» WRITTEN INSTRUCTION: Lines that include the word "deserted" are the ones to copy.

(Collected data entries)

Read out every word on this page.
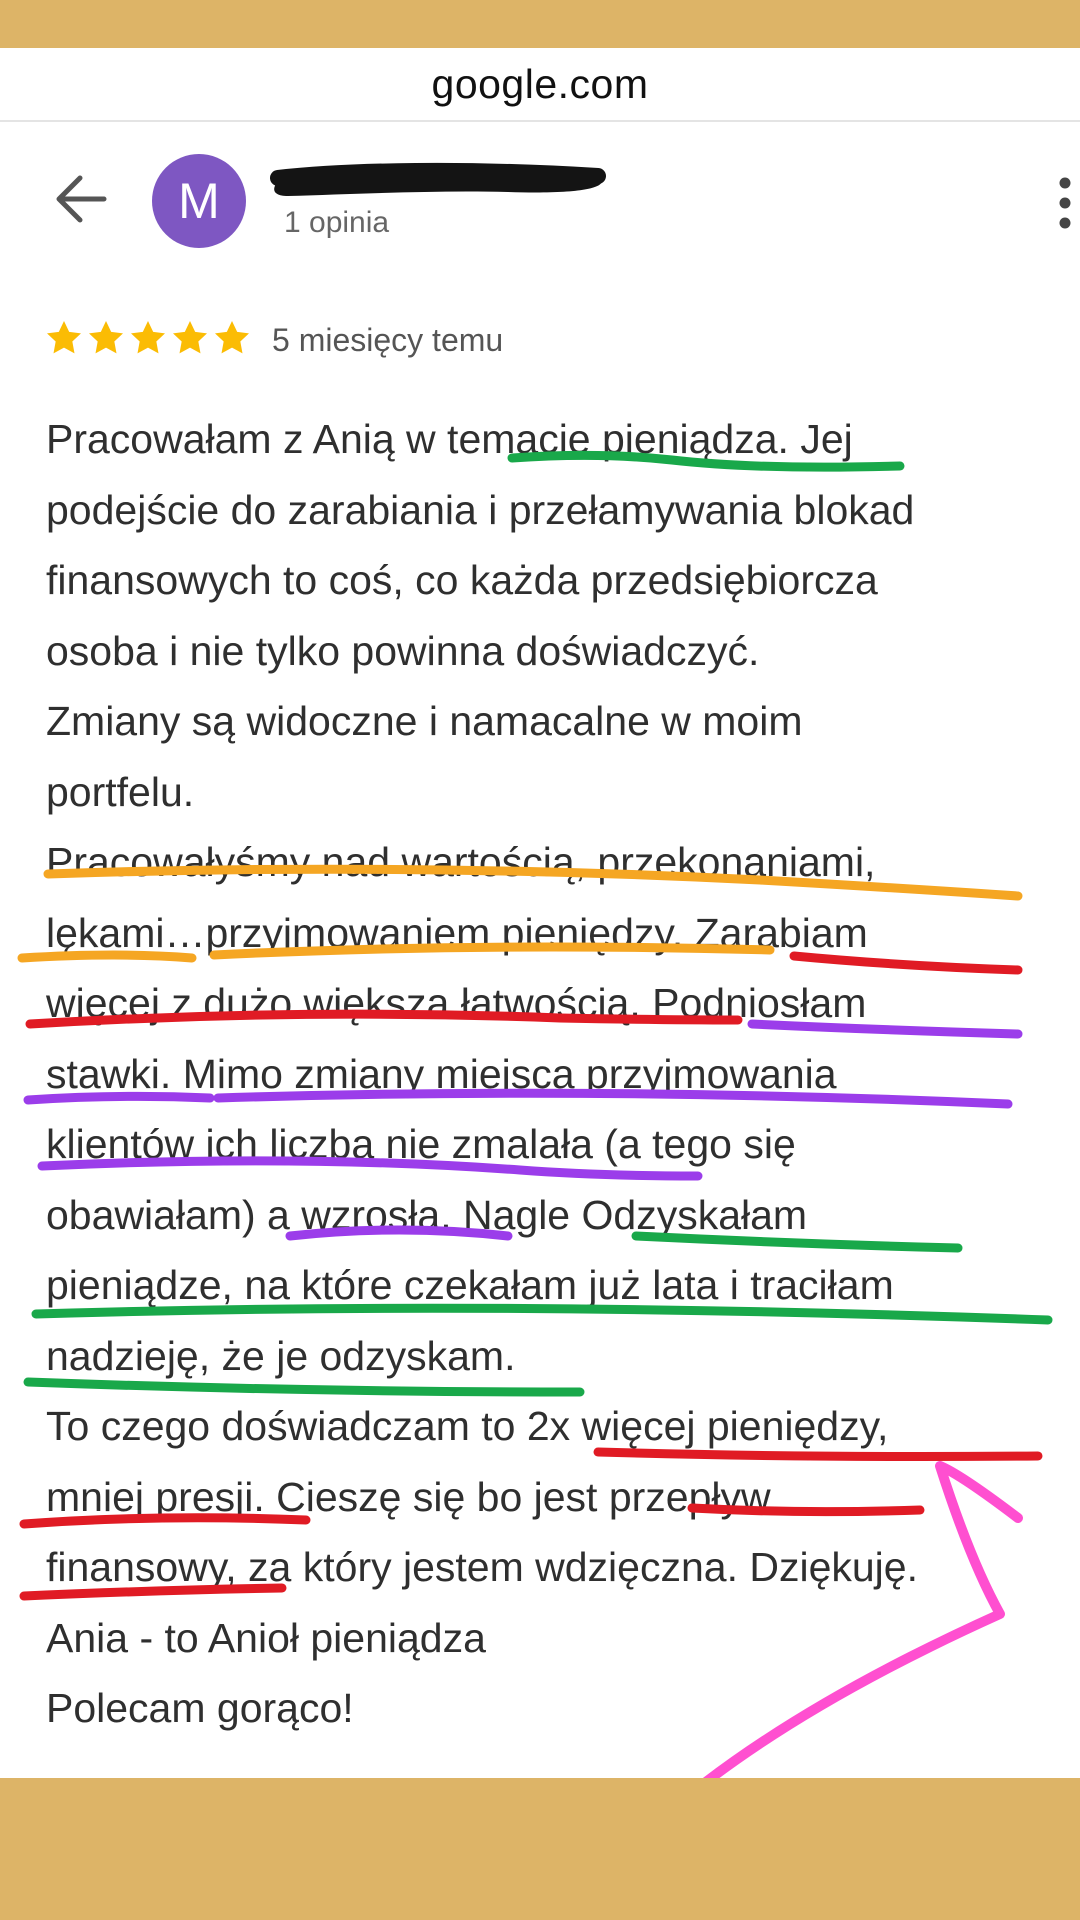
google.com
M 1 opinia
5 miesięcy temu
Pracowałam z Anią w temacie pieniądza. Jej
podejście do zarabiania i przełamywania blokad
finansowych to coś, co każda przedsiębiorcza
osoba i nie tylko powinna doświadczyć.
Zmiany są widoczne i namacalne w moim
portfelu.
Pracowałyśmy nad wartością, przekonaniami,
lękami…przyjmowaniem pieniędzy. Zarabiam
więcej z dużo większa łatwością. Podniosłam
stawki. Mimo zmiany miejsca przyjmowania
klientów ich liczba nie zmalała (a tego się
obawiałam) a wzrosła. Nagle Odzyskałam
pieniądze, na które czekałam już lata i traciłam
nadzieję, że je odzyskam.
To czego doświadczam to 2x więcej pieniędzy,
mniej presji. Cieszę się bo jest przepływ
finansowy, za który jestem wdzięczna. Dziękuję.
Ania - to Anioł pieniądza
Polecam gorąco!
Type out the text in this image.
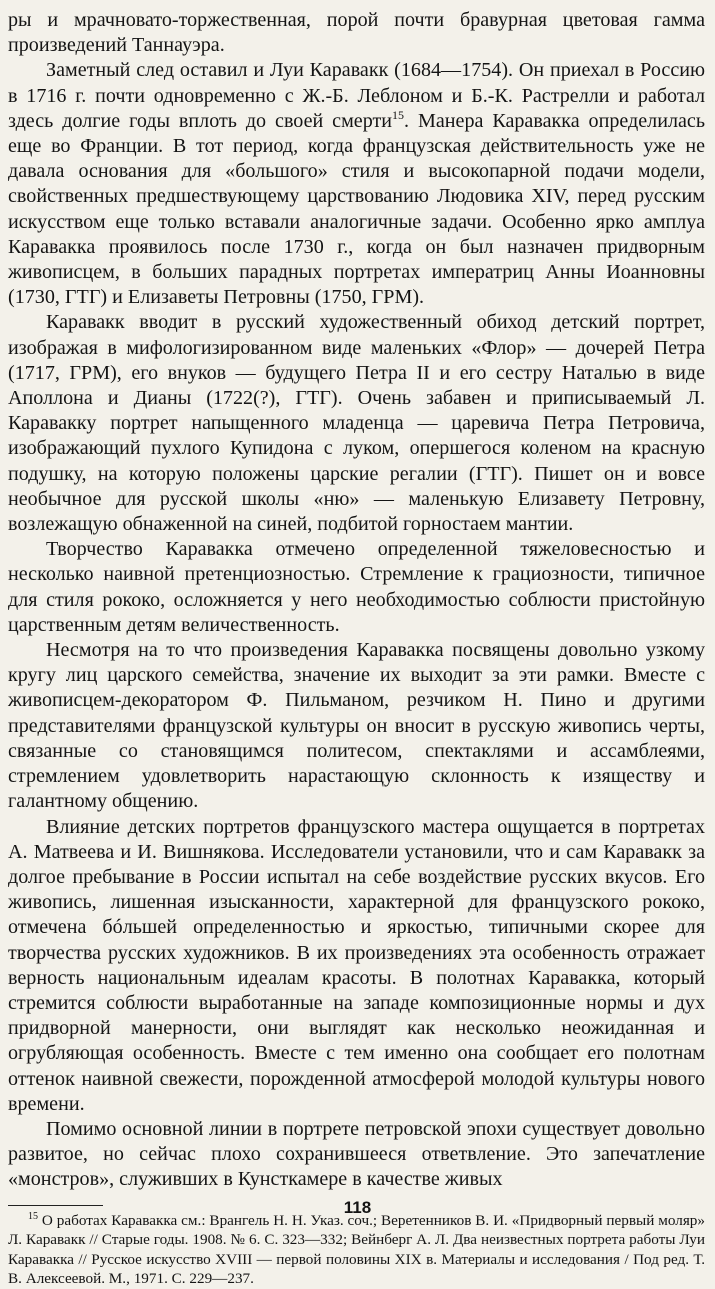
ры и мрачновато-торжественная, порой почти бравурная цветовая гамма произведений Таннауэра.

Заметный след оставил и Луи Каравакк (1684—1754). Он приехал в Россию в 1716 г. почти одновременно с Ж.-Б. Леблоном и Б.-К. Растрелли и работал здесь долгие годы вплоть до своей смерти$^{15}$. Манера Каравакка определилась еще во Франции. В тот период, когда французская действительность уже не давала основания для «большого» стиля и высокопарной подачи модели, свойственных предшествующему царствованию Людовика XIV, перед русским искусством еще только вставали аналогичные задачи. Особенно ярко амплуа Каравакка проявилось после 1730 г., когда он был назначен придворным живописцем, в больших парадных портретах императриц Анны Иоанновны (1730, ГТГ) и Елизаветы Петровны (1750, ГРМ).

Каравакк вводит в русский художественный обиход детский портрет, изображая в мифологизированном виде маленьких «Флор» — дочерей Петра (1717, ГРМ), его внуков — будущего Петра II и его сестру Наталью в виде Аполлона и Дианы (1722(?), ГТГ). Очень забавен и приписываемый Л. Каравакку портрет напыщенного младенца — царевича Петра Петровича, изображающий пухлого Купидона с луком, опершегося коленом на красную подушку, на которую положены царские регалии (ГТГ). Пишет он и вовсе необычное для русской школы «ню» — маленькую Елизавету Петровну, возлежащую обнаженной на синей, подбитой горностаем мантии.

Творчество Каравакка отмечено определенной тяжеловесностью и несколько наивной претенциозностью. Стремление к грациозности, типичное для стиля рококо, осложняется у него необходимостью соблюсти пристойную царственным детям величественность.

Несмотря на то что произведения Каравакка посвящены довольно узкому кругу лиц царского семейства, значение их выходит за эти рамки. Вместе с живописцем-декоратором Ф. Пильманом, резчиком Н. Пино и другими представителями французской культуры он вносит в русскую живопись черты, связанные со становящимся политесом, спектаклями и ассамблеями, стремлением удовлетворить нарастающую склонность к изяществу и галантному общению.

Влияние детских портретов французского мастера ощущается в портретах А. Матвеева и И. Вишнякова. Исследователи установили, что и сам Каравакк за долгое пребывание в России испытал на себе воздействие русских вкусов. Его живопись, лишенная изысканности, характерной для французского рококо, отмечена бóльшей определенностью и яркостью, типичными скорее для творчества русских художников. В их произведениях эта особенность отражает верность национальным идеалам красоты. В полотнах Каравакка, который стремится соблюсти выработанные на западе композиционные нормы и дух придворной манерности, они выглядят как несколько неожиданная и огрубляющая особенность. Вместе с тем именно она сообщает его полотнам оттенок наивной свежести, порожденной атмосферой молодой культуры нового времени.

Помимо основной линии в портрете петровской эпохи существует довольно развитое, но сейчас плохо сохранившееся ответвление. Это запечатление «монстров», служивших в Кунсткамере в качестве живых

$^{15}$ О работах Каравакка см.: Врангель Н. Н. Указ. соч.; Веретенников В. И. «Придворный первый моляр» Л. Каравакк // Старые годы. 1908. № 6. С. 323—332; Вейнберг А. Л. Два неизвестных портрета работы Луи Каравакка // Русское искусство XVIII — первой половины XIX в. Материалы и исследования / Под ред. Т. В. Алексеевой. М., 1971. С. 229—237.

118
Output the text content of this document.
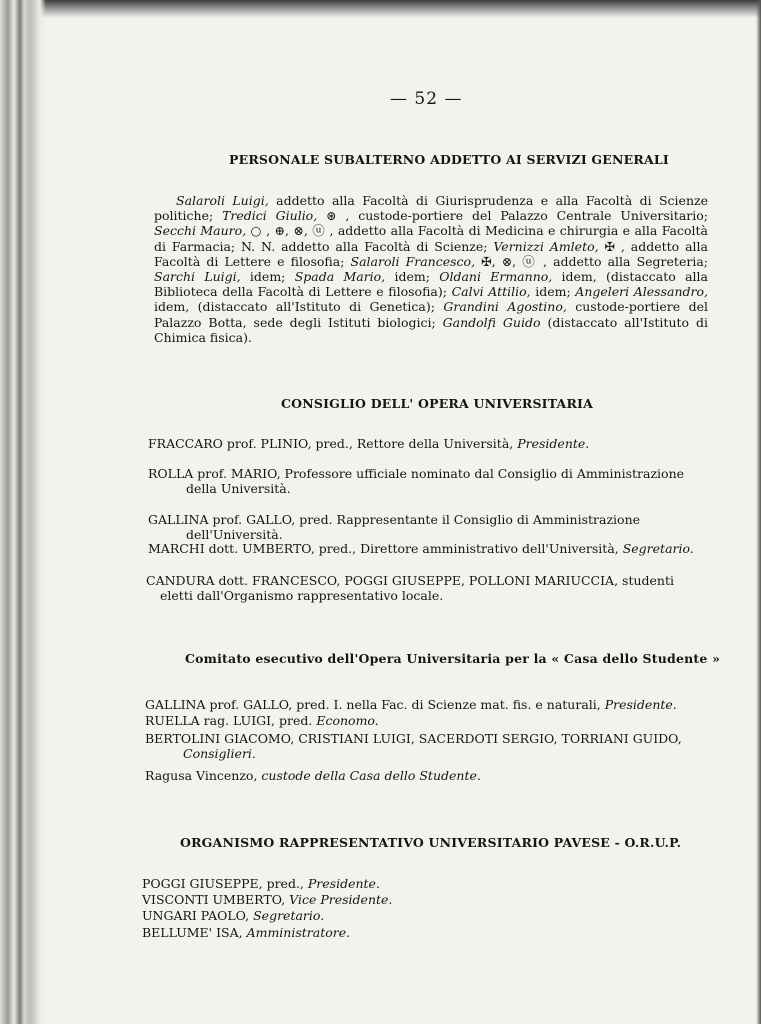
— 52 —
PERSONALE SUBALTERNO ADDETTO AI SERVIZI GENERALI
Salaroli Luigi, addetto alla Facoltà di Giurisprudenza e alla Facoltà di Scienze politiche; Tredici Giulio, ⊛ , custode-portiere del Palazzo Centrale Universitario; Secchi Mauro, ○ , ⊕, ⊗, ⓤ , addetto alla Facoltà di Medicina e chirurgia e alla Facoltà di Farmacia; N. N. addetto alla Facoltà di Scienze; Vernizzi Amleto, ✠ , addetto alla Facoltà di Lettere e filosofia; Salaroli Francesco, ✠, ⊗, ⓤ , addetto alla Segreteria; Sarchi Luigi, idem; Spada Mario, idem; Oldani Ermanno, idem, (distaccato alla Biblioteca della Facoltà di Lettere e filosofia); Calvi Attilio, idem; Angeleri Alessandro, idem, (distaccato all'Istituto di Genetica); Grandini Agostino, custode-portiere del Palazzo Botta, sede degli Istituti biologici; Gandolfi Guido (distaccato all'Istituto di Chimica fisica).
CONSIGLIO DELL' OPERA UNIVERSITARIA
FRACCARO prof. PLINIO, pred., Rettore della Università, Presidente.
ROLLA prof. MARIO, Professore ufficiale nominato dal Consiglio di Amministrazione della Università.
GALLINA prof. GALLO, pred. Rappresentante il Consiglio di Amministrazione dell'Università.
MARCHI dott. UMBERTO, pred., Direttore amministrativo dell'Università, Segretario.
CANDURA dott. FRANCESCO, POGGI GIUSEPPE, POLLONI MARIUCCIA, studenti eletti dall'Organismo rappresentativo locale.
Comitato esecutivo dell'Opera Universitaria per la « Casa dello Studente »
GALLINA prof. GALLO, pred. I. nella Fac. di Scienze mat. fis. e naturali, Presidente.
RUELLA rag. LUIGI, pred. Economo.
BERTOLINI GIACOMO, CRISTIANI LUIGI, SACERDOTI SERGIO, TORRIANI GUIDO, Consiglieri.
Ragusa Vincenzo, custode della Casa dello Studente.
ORGANISMO RAPPRESENTATIVO UNIVERSITARIO PAVESE - O.R.U.P.
POGGI GIUSEPPE, pred., Presidente.
VISCONTI UMBERTO, Vice Presidente.
UNGARI PAOLO, Segretario.
BELLUME' ISA, Amministratore.
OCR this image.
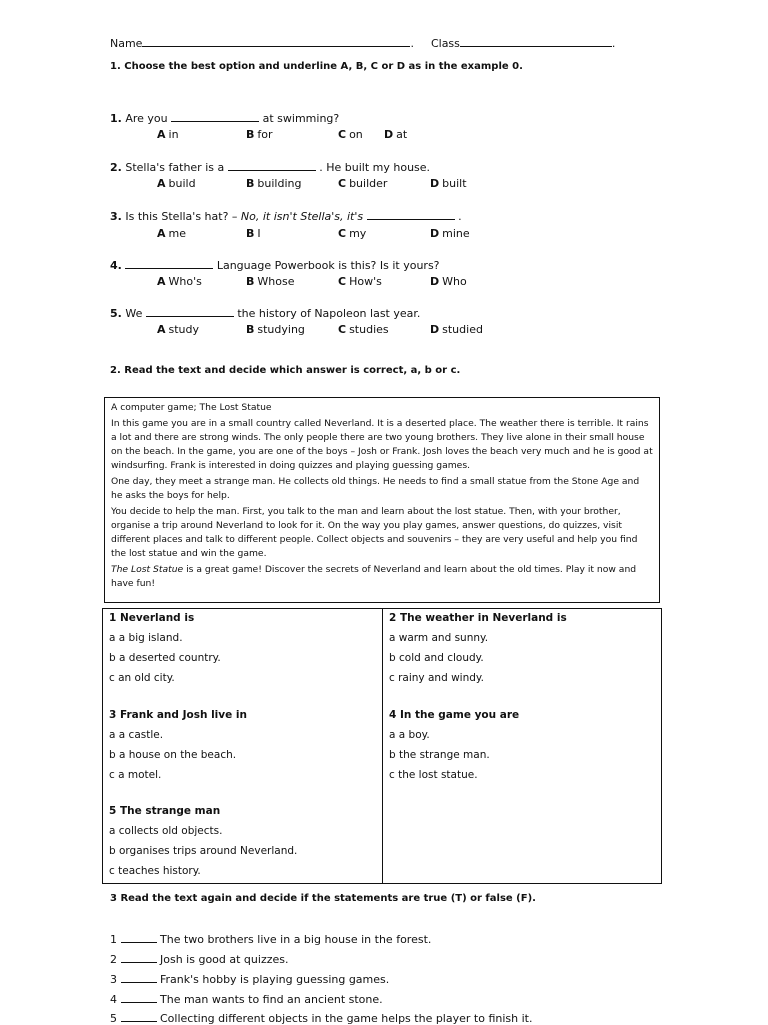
Name	. Class	.
1. Choose the best option and underline A, B, C or D as in the example 0.
1. Are you	at swimming?
A in	B for	C on D at
2. Stella's father is a	. He built my house.
A build	B building	C builder	D built
3. Is this Stella's hat? – No, it isn't Stella's, it's	.
A me	B I	C my	D mine
4.	Language Powerbook is this? Is it yours?
A Who's	B Whose	C How's	D Who
5. We	the history of Napoleon last year.
A study	B studying	C studies	D studied
2. Read the text and decide which answer is correct, a, b or c.

A computer game; The Lost Statue

In this game you are in a small country called Neverland. It is a deserted place. The weather there is terrible. It rains a lot and there are strong winds. The only people there are two young brothers. They live alone in their small house on the beach. In the game, you are one of the boys – Josh or Frank. Josh loves the beach very much and he is good at windsurfing. Frank is interested in doing quizzes and playing guessing games.

One day, they meet a strange man. He collects old things. He needs to find a small statue from the Stone Age and he asks the boys for help.

You decide to help the man. First, you talk to the man and learn about the lost statue. Then, with your brother, organise a trip around Neverland to look for it. On the way you play games, answer questions, do quizzes, visit different places and talk to different people. Collect objects and souvenirs – they are very useful and help you find the lost statue and win the game.

The Lost Statue is a great game! Discover the secrets of Neverland and learn about the old times. Play it now and have fun!

1 Neverland is
a a big island.
b a deserted country.
c an old city.
2 The weather in Neverland is
a warm and sunny.
b cold and cloudy.
c rainy and windy.
3 Frank and Josh live in
a a castle.
b a house on the beach.
c a motel.
4 In the game you are
a a boy.
b the strange man.
c the lost statue.
5 The strange man
a collects old objects.
b organises trips around Neverland.
c teaches history.
3 Read the text again and decide if the statements are true (T) or false (F).
1	The two brothers live in a big house in the forest.
2	Josh is good at quizzes.
3	Frank's hobby is playing guessing games.
4	The man wants to find an ancient stone.
5	Collecting different objects in the game helps the player to finish it.
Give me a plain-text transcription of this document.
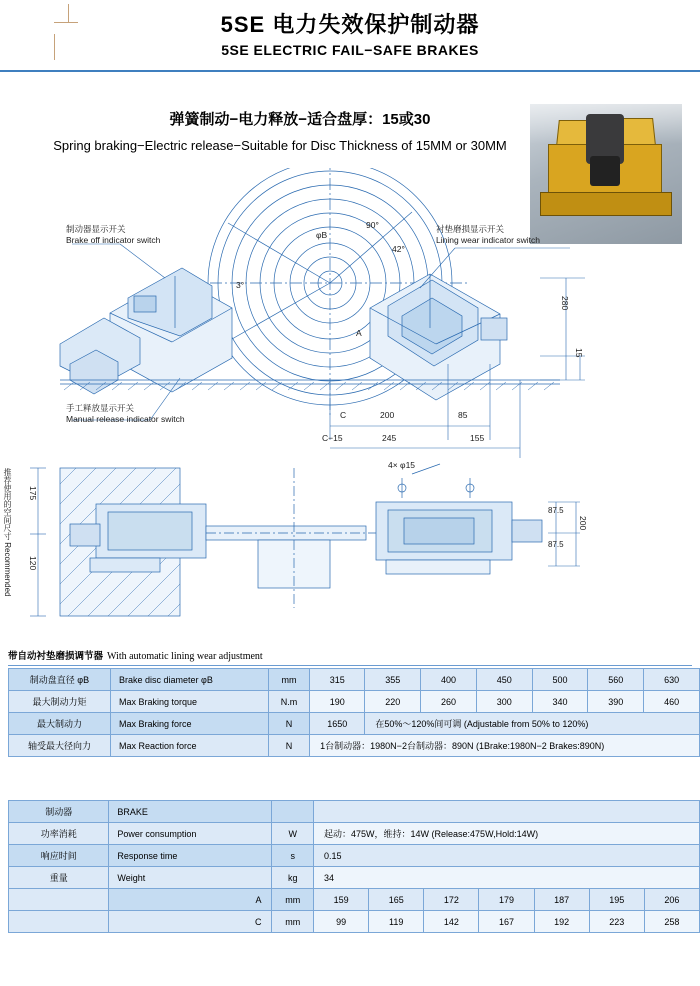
5SE 电力失效保护制动器
5SE ELECTRIC FAIL−SAFE BRAKES
弹簧制动−电力释放−适合盘厚：15或30
Spring braking−Electric release−Suitable for Disc Thickness of 15MM or 30MM
制动器显示开关
Brake off indicator switch
衬垫磨损显示开关
Lining wear indicator switch
手工释放显示开关
Manual release indicator switch
φB
90°
42°
3°
A
280
15
C	200	85
C−15	245	155
4× φ15
175
120
87.5
87.5
200
推荐使用的空间尺寸 Recommended
带自动衬垫磨损调节器 With automatic lining wear adjustment
制动盘直径 φB	Brake disc diameter φB	mm	315	355	400	450	500	560	630
最大制动力矩	Max Braking torque	N.m	190	220	260	300	340	390	460
最大制动力	Max Braking force	N	1650	在50%～120%间可调 (Adjustable from 50% to 120%)					
轴受最大径向力	Max Reaction force	N	1台制动器：1980N−2台制动器：890N (1Brake:1980N−2 Brakes:890N)						
制动器	BRAKE								
功率消耗	Power consumption	W	起动：475W，维持：14W (Release:475W,Hold:14W)						
响应时间	Response time	s	0.15						
重量	Weight	kg	34						
	A	mm	159	165	172	179	187	195	206
	C	mm	99	119	142	167	192	223	258
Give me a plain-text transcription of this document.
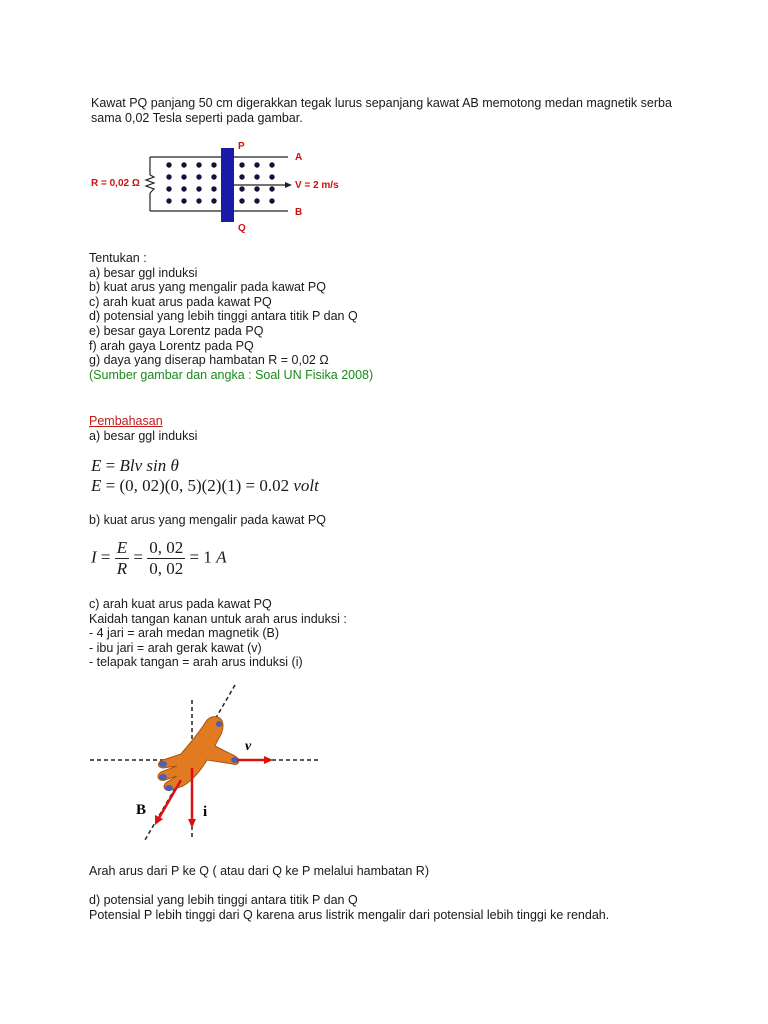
Kawat PQ panjang 50 cm digerakkan tegak lurus sepanjang kawat AB memotong medan magnetik serba
sama 0,02 Tesla seperti pada gambar.
P
Q
A
B
R = 0,02 Ω	V = 2 m/s
Tentukan :
a) besar ggl induksi
b) kuat arus yang mengalir pada kawat PQ
c) arah kuat arus pada kawat PQ
d) potensial yang lebih tinggi antara titik P dan Q
e) besar gaya Lorentz pada PQ
f) arah gaya Lorentz pada PQ
g) daya yang diserap hambatan R = 0,02 Ω
(Sumber gambar dan angka : Soal UN Fisika 2008)
Pembahasan
a) besar ggl induksi
E = Blv sin θ
E = (0, 02)(0, 5)(2)(1) = 0.02 volt
b) kuat arus yang mengalir pada kawat PQ
$I = \frac{E}{R} = \frac{0, 02}{0, 02} = 1$ A
c) arah kuat arus pada kawat PQ
Kaidah tangan kanan untuk arah arus induksi :
- 4 jari = arah medan magnetik (B)
- ibu jari = arah gerak kawat (v)
- telapak tangan = arah arus induksi (i)
v
B	i
Arah arus dari P ke Q ( atau dari Q ke P melalui hambatan R)
d) potensial yang lebih tinggi antara titik P dan Q
Potensial P lebih tinggi dari Q karena arus listrik mengalir dari potensial lebih tinggi ke rendah.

» FULL RESPONSE:
In this game you are in a small country called Neverland. It is a deserted place. The weather there is terrible. It rains a lot and there are strong winds. The only people there are two young brothers. They live alone in their small house on the beach. In the game, you are one of the boys – Josh or Frank. Josh loves the beach very much and he is good at windsurfing. Frank is interested in doing quizzes and playing guessing games.
b a deserted country.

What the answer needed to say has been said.